Extracted records
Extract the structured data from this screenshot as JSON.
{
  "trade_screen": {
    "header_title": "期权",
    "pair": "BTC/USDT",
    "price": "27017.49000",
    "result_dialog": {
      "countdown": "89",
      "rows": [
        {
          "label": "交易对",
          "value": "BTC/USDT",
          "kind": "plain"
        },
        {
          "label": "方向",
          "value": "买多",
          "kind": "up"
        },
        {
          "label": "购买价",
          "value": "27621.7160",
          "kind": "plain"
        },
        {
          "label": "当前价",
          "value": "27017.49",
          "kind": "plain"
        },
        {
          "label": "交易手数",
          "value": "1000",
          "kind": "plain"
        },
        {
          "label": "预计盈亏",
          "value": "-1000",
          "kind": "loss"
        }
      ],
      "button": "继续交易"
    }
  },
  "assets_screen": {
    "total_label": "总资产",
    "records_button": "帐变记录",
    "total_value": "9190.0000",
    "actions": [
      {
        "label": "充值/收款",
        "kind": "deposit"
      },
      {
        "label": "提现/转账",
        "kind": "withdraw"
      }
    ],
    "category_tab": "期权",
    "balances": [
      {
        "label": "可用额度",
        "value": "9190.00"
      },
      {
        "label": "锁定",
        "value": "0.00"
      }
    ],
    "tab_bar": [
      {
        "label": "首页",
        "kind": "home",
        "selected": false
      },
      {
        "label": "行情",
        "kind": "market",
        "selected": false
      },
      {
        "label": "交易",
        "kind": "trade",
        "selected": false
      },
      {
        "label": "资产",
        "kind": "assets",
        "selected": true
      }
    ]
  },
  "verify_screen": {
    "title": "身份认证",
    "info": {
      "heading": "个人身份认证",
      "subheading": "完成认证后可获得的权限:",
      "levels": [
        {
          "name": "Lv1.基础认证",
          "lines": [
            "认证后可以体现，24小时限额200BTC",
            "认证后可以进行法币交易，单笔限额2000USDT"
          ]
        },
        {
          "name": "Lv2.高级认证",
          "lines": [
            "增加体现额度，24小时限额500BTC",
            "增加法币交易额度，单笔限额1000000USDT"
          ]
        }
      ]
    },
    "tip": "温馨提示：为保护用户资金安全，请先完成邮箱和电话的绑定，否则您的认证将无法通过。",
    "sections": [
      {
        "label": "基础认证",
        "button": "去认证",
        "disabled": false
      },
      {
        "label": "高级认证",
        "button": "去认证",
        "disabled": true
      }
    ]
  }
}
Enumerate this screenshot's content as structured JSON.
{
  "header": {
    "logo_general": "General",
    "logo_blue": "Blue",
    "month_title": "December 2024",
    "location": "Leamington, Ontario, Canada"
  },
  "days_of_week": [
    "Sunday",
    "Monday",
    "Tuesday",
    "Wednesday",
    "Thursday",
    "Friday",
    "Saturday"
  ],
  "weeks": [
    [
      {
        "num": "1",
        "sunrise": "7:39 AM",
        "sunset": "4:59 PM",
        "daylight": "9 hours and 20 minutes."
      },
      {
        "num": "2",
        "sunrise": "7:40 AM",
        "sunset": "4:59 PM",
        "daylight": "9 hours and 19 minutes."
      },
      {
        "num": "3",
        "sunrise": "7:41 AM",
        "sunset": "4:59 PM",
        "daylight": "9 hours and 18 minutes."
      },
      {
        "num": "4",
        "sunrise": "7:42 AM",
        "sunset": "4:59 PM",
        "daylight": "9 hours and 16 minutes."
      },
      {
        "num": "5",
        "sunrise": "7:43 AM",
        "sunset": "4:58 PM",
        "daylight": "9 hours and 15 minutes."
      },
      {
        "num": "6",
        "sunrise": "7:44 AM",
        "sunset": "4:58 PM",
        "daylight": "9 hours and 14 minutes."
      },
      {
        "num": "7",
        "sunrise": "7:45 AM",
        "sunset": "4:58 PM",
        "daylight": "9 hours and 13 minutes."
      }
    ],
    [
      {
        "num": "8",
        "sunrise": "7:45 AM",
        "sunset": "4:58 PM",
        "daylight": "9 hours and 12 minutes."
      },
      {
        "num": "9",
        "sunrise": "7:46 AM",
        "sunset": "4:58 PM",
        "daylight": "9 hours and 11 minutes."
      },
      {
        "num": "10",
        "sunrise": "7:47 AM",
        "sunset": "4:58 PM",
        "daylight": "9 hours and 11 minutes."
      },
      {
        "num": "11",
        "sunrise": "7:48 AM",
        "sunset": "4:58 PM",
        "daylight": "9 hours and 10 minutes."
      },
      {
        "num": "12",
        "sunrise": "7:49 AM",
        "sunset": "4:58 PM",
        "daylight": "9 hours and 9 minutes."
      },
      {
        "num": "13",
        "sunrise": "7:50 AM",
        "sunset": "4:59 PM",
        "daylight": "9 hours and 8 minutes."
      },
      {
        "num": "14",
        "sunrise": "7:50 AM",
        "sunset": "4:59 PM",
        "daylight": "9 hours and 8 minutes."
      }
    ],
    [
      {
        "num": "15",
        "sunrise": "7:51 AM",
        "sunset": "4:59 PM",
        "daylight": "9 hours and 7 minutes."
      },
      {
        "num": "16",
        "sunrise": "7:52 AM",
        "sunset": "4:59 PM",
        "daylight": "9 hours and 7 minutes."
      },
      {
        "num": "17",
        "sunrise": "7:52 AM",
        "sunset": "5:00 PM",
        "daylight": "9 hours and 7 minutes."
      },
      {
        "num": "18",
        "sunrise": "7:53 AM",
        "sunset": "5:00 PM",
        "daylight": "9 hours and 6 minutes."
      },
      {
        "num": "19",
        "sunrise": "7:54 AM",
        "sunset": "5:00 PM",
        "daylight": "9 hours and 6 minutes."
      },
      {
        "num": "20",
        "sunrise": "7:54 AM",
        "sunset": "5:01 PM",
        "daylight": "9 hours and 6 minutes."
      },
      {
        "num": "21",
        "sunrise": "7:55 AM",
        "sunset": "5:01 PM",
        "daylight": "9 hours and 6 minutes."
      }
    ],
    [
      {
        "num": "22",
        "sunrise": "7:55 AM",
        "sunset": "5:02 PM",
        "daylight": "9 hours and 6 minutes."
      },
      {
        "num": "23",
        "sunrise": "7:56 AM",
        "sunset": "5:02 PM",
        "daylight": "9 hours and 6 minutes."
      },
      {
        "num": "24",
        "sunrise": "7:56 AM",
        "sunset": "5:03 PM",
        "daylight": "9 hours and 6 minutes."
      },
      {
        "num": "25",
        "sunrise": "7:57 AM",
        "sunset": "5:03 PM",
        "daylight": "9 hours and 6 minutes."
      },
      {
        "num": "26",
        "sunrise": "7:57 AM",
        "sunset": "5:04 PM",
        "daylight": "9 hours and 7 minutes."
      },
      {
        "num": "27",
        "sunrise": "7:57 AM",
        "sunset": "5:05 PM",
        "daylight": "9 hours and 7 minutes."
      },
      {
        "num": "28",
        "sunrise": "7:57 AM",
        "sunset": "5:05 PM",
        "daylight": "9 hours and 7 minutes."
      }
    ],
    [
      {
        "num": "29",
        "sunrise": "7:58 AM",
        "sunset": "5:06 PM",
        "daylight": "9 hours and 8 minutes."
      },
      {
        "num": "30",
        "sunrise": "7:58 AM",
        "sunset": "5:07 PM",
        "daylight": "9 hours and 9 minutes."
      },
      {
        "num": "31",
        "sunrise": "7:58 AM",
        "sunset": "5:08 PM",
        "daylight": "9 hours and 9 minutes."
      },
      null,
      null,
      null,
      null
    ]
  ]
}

Stated goal
Reproduce the whole listing word for word.

Expected answer
Extract the structured data from this screenshot as JSON.
{
  "trade_screen": {
    "header_title": "期权",
    "pair": "BTC/USDT",
    "price": "27017.49000",
    "result_dialog": {
      "countdown": "89",
      "rows": [
        {
          "label": "交易对",
          "value": "BTC/USDT",
          "kind": "plain"
        },
        {
          "label": "方向",
          "value": "买多",
          "kind": "up"
        },
        {
          "label": "购买价",
          "value": "27621.7160",
          "kind": "plain"
        },
        {
          "label": "当前价",
          "value": "27017.49",
          "kind": "plain"
        },
        {
          "label": "交易手数",
          "value": "1000",
          "kind": "plain"
        },
        {
          "label": "预计盈亏",
          "value": "-1000",
          "kind": "loss"
        }
      ],
      "button": "继续交易"
    }
  },
  "assets_screen": {
    "total_label": "总资产",
    "records_button": "帐变记录",
    "total_value": "9190.0000",
    "actions": [
      {
        "label": "充值/收款",
        "kind": "deposit"
      },
      {
        "label": "提现/转账",
        "kind": "withdraw"
      }
    ],
    "category_tab": "期权",
    "balances": [
      {
        "label": "可用额度",
        "value": "9190.00"
      },
      {
        "label": "锁定",
        "value": "0.00"
      }
    ],
    "tab_bar": [
      {
        "label": "首页",
        "kind": "home",
        "selected": false
      },
      {
        "label": "行情",
        "kind": "market",
        "selected": false
      },
      {
        "label": "交易",
        "kind": "trade",
        "selected": false
      },
      {
        "label": "资产",
        "kind": "assets",
        "selected": true
      }
    ]
  },
  "verify_screen": {
    "title": "身份认证",
    "info": {
      "heading": "个人身份认证",
      "subheading": "完成认证后可获得的权限:",
      "levels": [
        {
          "name": "Lv1.基础认证",
          "lines": [
            "认证后可以体现，24小时限额200BTC",
            "认证后可以进行法币交易，单笔限额2000USDT"
          ]
        },
        {
          "name": "Lv2.高级认证",
          "lines": [
            "增加体现额度，24小时限额500BTC",
            "增加法币交易额度，单笔限额1000000USDT"
          ]
        }
      ]
    },
    "tip": "温馨提示：为保护用户资金安全，请先完成邮箱和电话的绑定，否则您的认证将无法通过。",
    "sections": [
      {
        "label": "基础认证",
        "button": "去认证",
        "disabled": false
      },
      {
        "label": "高级认证",
        "button": "去认证",
        "disabled": true
      }
    ]
  }
}
Enumerate this screenshot's content as structured JSON.
{
  "header": {
    "logo_general": "General",
    "logo_blue": "Blue",
    "month_title": "December 2024",
    "location": "Leamington, Ontario, Canada"
  },
  "days_of_week": [
    "Sunday",
    "Monday",
    "Tuesday",
    "Wednesday",
    "Thursday",
    "Friday",
    "Saturday"
  ],
  "weeks": [
    [
      {
        "num": "1",
        "sunrise": "7:39 AM",
        "sunset": "4:59 PM",
        "daylight": "9 hours and 20 minutes."
      },
      {
        "num": "2",
        "sunrise": "7:40 AM",
        "sunset": "4:59 PM",
        "daylight": "9 hours and 19 minutes."
      },
      {
        "num": "3",
        "sunrise": "7:41 AM",
        "sunset": "4:59 PM",
        "daylight": "9 hours and 18 minutes."
      },
      {
        "num": "4",
        "sunrise": "7:42 AM",
        "sunset": "4:59 PM",
        "daylight": "9 hours and 16 minutes."
      },
      {
        "num": "5",
        "sunrise": "7:43 AM",
        "sunset": "4:58 PM",
        "daylight": "9 hours and 15 minutes."
      },
      {
        "num": "6",
        "sunrise": "7:44 AM",
        "sunset": "4:58 PM",
        "daylight": "9 hours and 14 minutes."
      },
      {
        "num": "7",
        "sunrise": "7:45 AM",
        "sunset": "4:58 PM",
        "daylight": "9 hours and 13 minutes."
      }
    ],
    [
      {
        "num": "8",
        "sunrise": "7:45 AM",
        "sunset": "4:58 PM",
        "daylight": "9 hours and 12 minutes."
      },
      {
        "num": "9",
        "sunrise": "7:46 AM",
        "sunset": "4:58 PM",
        "daylight": "9 hours and 11 minutes."
      },
      {
        "num": "10",
        "sunrise": "7:47 AM",
        "sunset": "4:58 PM",
        "daylight": "9 hours and 11 minutes."
      },
      {
        "num": "11",
        "sunrise": "7:48 AM",
        "sunset": "4:58 PM",
        "daylight": "9 hours and 10 minutes."
      },
      {
        "num": "12",
        "sunrise": "7:49 AM",
        "sunset": "4:58 PM",
        "daylight": "9 hours and 9 minutes."
      },
      {
        "num": "13",
        "sunrise": "7:50 AM",
        "sunset": "4:59 PM",
        "daylight": "9 hours and 8 minutes."
      },
      {
        "num": "14",
        "sunrise": "7:50 AM",
        "sunset": "4:59 PM",
        "daylight": "9 hours and 8 minutes."
      }
    ],
    [
      {
        "num": "15",
        "sunrise": "7:51 AM",
        "sunset": "4:59 PM",
        "daylight": "9 hours and 7 minutes."
      },
      {
        "num": "16",
        "sunrise": "7:52 AM",
        "sunset": "4:59 PM",
        "daylight": "9 hours and 7 minutes."
      },
      {
        "num": "17",
        "sunrise": "7:52 AM",
        "sunset": "5:00 PM",
        "daylight": "9 hours and 7 minutes."
      },
      {
        "num": "18",
        "sunrise": "7:53 AM",
        "sunset": "5:00 PM",
        "daylight": "9 hours and 6 minutes."
      },
      {
        "num": "19",
        "sunrise": "7:54 AM",
        "sunset": "5:00 PM",
        "daylight": "9 hours and 6 minutes."
      },
      {
        "num": "20",
        "sunrise": "7:54 AM",
        "sunset": "5:01 PM",
        "daylight": "9 hours and 6 minutes."
      },
      {
        "num": "21",
        "sunrise": "7:55 AM",
        "sunset": "5:01 PM",
        "daylight": "9 hours and 6 minutes."
      }
    ],
    [
      {
        "num": "22",
        "sunrise": "7:55 AM",
        "sunset": "5:02 PM",
        "daylight": "9 hours and 6 minutes."
      },
      {
        "num": "23",
        "sunrise": "7:56 AM",
        "sunset": "5:02 PM",
        "daylight": "9 hours and 6 minutes."
      },
      {
        "num": "24",
        "sunrise": "7:56 AM",
        "sunset": "5:03 PM",
        "daylight": "9 hours and 6 minutes."
      },
      {
        "num": "25",
        "sunrise": "7:57 AM",
        "sunset": "5:03 PM",
        "daylight": "9 hours and 6 minutes."
      },
      {
        "num": "26",
        "sunrise": "7:57 AM",
        "sunset": "5:04 PM",
        "daylight": "9 hours and 7 minutes."
      },
      {
        "num": "27",
        "sunrise": "7:57 AM",
        "sunset": "5:05 PM",
        "daylight": "9 hours and 7 minutes."
      },
      {
        "num": "28",
        "sunrise": "7:57 AM",
        "sunset": "5:05 PM",
        "daylight": "9 hours and 7 minutes."
      }
    ],
    [
      {
        "num": "29",
        "sunrise": "7:58 AM",
        "sunset": "5:06 PM",
        "daylight": "9 hours and 8 minutes."
      },
      {
        "num": "30",
        "sunrise": "7:58 AM",
        "sunset": "5:07 PM",
        "daylight": "9 hours and 9 minutes."
      },
      {
        "num": "31",
        "sunrise": "7:58 AM",
        "sunset": "5:08 PM",
        "daylight": "9 hours and 9 minutes."
      },
      null,
      null,
      null,
      null
    ]
  ]
}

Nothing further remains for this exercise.